START
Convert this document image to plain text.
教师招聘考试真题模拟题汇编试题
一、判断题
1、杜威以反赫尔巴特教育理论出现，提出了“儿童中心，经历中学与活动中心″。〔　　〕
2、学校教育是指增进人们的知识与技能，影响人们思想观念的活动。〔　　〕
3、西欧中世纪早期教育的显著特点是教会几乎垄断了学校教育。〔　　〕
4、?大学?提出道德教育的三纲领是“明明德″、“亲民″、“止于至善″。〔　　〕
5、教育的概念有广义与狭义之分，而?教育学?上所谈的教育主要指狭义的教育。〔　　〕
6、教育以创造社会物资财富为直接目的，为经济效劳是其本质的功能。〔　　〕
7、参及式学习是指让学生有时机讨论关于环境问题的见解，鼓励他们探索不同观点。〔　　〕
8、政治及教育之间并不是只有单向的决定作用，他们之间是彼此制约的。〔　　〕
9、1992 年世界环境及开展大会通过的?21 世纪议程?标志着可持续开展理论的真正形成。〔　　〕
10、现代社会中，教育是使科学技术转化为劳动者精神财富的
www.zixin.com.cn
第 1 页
END
> WHAT TO PRODUCE
Reproduce the full set of records precisely.

> COMPLETED TASK
Convert this document image to plain text.
教师招聘考试真题模拟题汇编试题
一、判断题
1、杜威以反赫尔巴特教育理论出现，提出了“儿童中心，经历中学与活动中心″。〔　　〕
2、学校教育是指增进人们的知识与技能，影响人们思想观念的活动。〔　　〕
3、西欧中世纪早期教育的显著特点是教会几乎垄断了学校教育。〔　　〕
4、?大学?提出道德教育的三纲领是“明明德″、“亲民″、“止于至善″。〔　　〕
5、教育的概念有广义与狭义之分，而?教育学?上所谈的教育主要指狭义的教育。〔　　〕
6、教育以创造社会物资财富为直接目的，为经济效劳是其本质的功能。〔　　〕
7、参及式学习是指让学生有时机讨论关于环境问题的见解，鼓励他们探索不同观点。〔　　〕
8、政治及教育之间并不是只有单向的决定作用，他们之间是彼此制约的。〔　　〕
9、1992 年世界环境及开展大会通过的?21 世纪议程?标志着可持续开展理论的真正形成。〔　　〕
10、现代社会中，教育是使科学技术转化为劳动者精神财富的
www.zixin.com.cn
第 1 页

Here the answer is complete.